[Start of AVAILABLE RECORDS]

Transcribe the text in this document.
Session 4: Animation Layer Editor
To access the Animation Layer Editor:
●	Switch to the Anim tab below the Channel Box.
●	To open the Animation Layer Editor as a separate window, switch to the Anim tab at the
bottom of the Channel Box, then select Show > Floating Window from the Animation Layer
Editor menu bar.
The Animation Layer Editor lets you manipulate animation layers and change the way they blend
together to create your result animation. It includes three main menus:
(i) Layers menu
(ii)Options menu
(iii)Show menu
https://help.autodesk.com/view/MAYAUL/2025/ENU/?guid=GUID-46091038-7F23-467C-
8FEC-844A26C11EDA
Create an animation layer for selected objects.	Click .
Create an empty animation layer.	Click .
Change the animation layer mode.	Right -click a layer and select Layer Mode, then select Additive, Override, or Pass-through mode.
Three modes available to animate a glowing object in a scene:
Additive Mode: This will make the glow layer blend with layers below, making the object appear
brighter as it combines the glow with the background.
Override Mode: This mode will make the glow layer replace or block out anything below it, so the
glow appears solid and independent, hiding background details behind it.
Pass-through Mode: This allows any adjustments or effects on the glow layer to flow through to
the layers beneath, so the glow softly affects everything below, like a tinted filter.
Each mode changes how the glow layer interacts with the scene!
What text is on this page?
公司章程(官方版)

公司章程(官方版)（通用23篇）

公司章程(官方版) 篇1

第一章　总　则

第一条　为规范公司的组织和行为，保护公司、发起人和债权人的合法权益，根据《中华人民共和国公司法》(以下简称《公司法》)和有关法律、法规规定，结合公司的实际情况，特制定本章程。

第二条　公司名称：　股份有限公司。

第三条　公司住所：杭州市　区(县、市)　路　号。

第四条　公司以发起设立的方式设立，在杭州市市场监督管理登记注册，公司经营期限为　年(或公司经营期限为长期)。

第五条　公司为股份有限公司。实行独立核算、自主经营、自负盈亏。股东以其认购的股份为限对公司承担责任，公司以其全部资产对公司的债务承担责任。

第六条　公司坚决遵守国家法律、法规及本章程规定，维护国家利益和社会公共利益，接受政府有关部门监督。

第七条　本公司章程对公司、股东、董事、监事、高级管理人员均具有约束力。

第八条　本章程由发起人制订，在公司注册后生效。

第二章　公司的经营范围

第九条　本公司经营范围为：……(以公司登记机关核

[End of AVAILABLE RECORDS]

**WHAT IS BEING ASKED:**
Where a line above contains the word "through", copy that line.

**ANSWER TO THE EXERCISE:**
Change the animation layer mode.	Right -click a layer and select Layer Mode, then select Additive, Override, or Pass-through mode.
Pass-through Mode: This allows any adjustments or effects on the glow layer to flow through to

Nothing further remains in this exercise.